__Work order__. Show the lines below where "with" occurs.

====== Records for processing ======

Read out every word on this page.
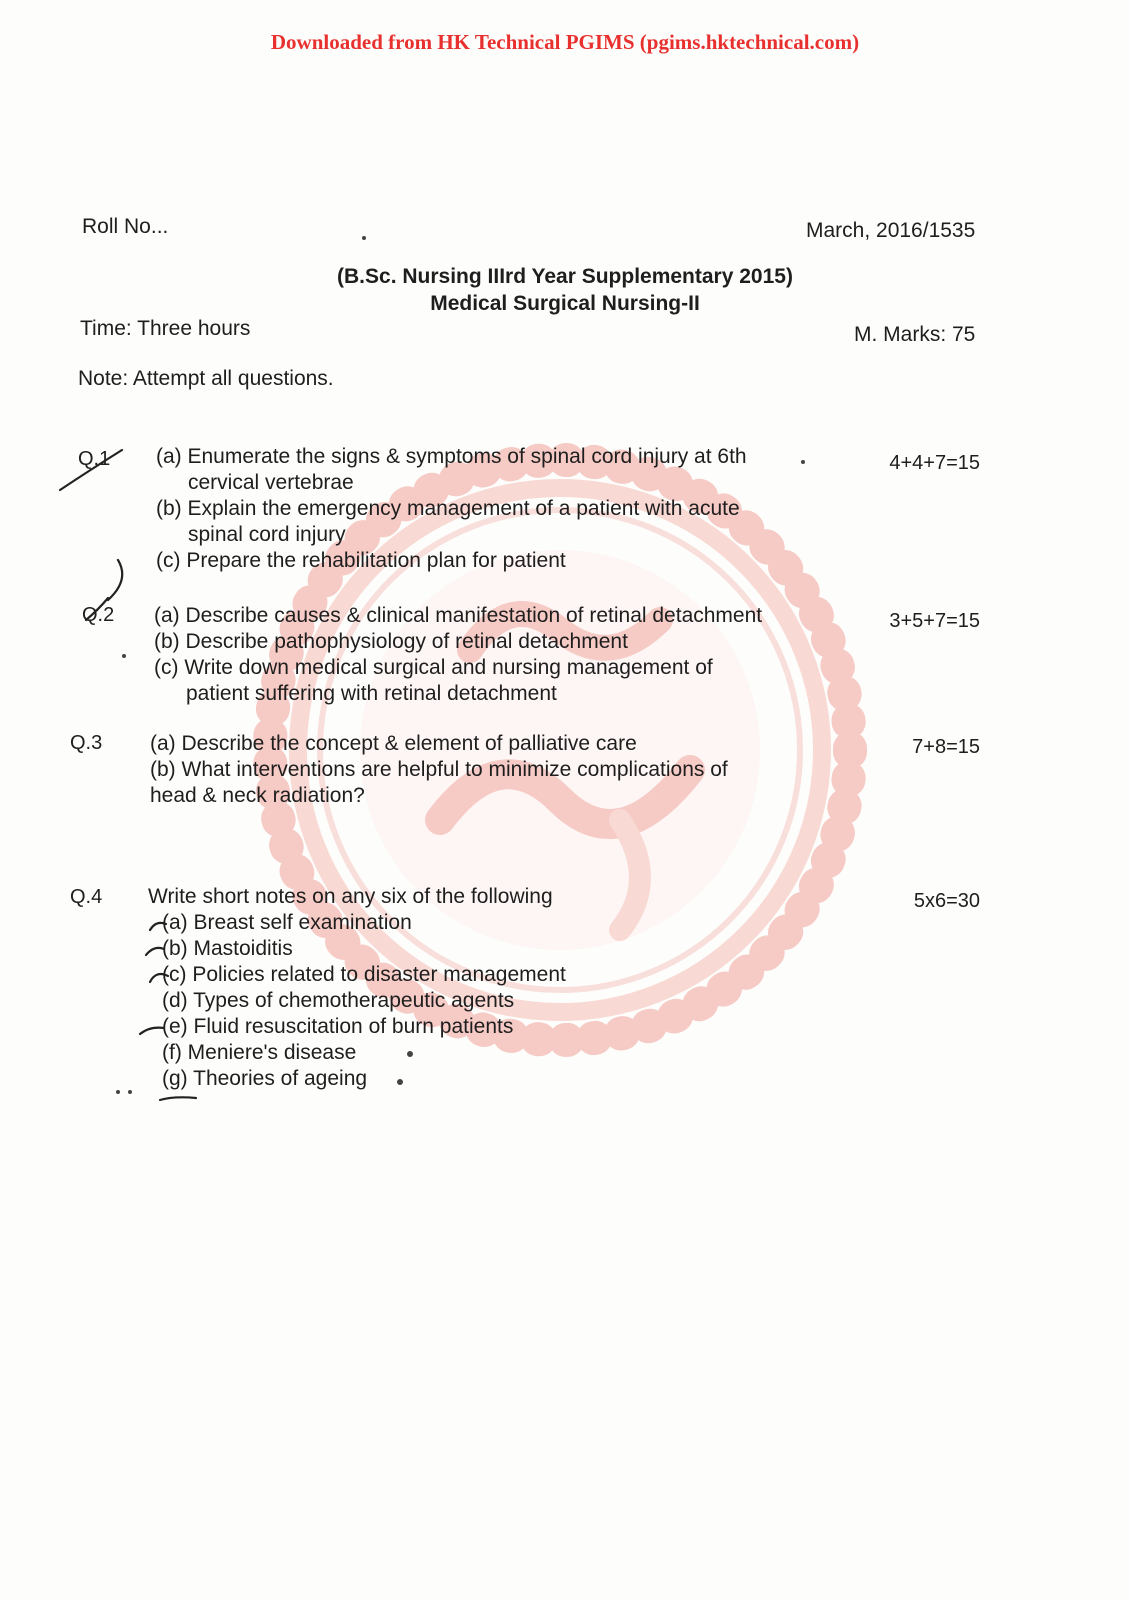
Downloaded from HK Technical PGIMS (pgims.hktechnical.com)
Roll No...	March, 2016/1535
(B.Sc. Nursing IIIrd Year Supplementary 2015)
Medical Surgical Nursing-II
Time: Three hours	M. Marks: 75
Note: Attempt all questions.
Q.1	4+4+7=15
(a) Enumerate the signs & symptoms of spinal cord injury at 6th
cervical vertebrae
(b) Explain the emergency management of a patient with acute
spinal cord injury
(c) Prepare the rehabilitation plan for patient
Q.2	3+5+7=15
(a) Describe causes & clinical manifestation of retinal detachment
(b) Describe pathophysiology of retinal detachment
(c) Write down medical surgical and nursing management of
patient suffering with retinal detachment
Q.3	7+8=15
(a) Describe the concept & element of palliative care
(b) What interventions are helpful to minimize complications of
head & neck radiation?
Q.4	5x6=30
Write short notes on any six of the following
(a) Breast self examination
(b) Mastoiditis
(c) Policies related to disaster management
(d) Types of chemotherapeutic agents
(e) Fluid resuscitation of burn patients
(f) Meniere's disease
(g) Theories of ageing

======

__Answer to the exercise__.
(b) Explain the emergency management of a patient with acute
patient suffering with retinal detachment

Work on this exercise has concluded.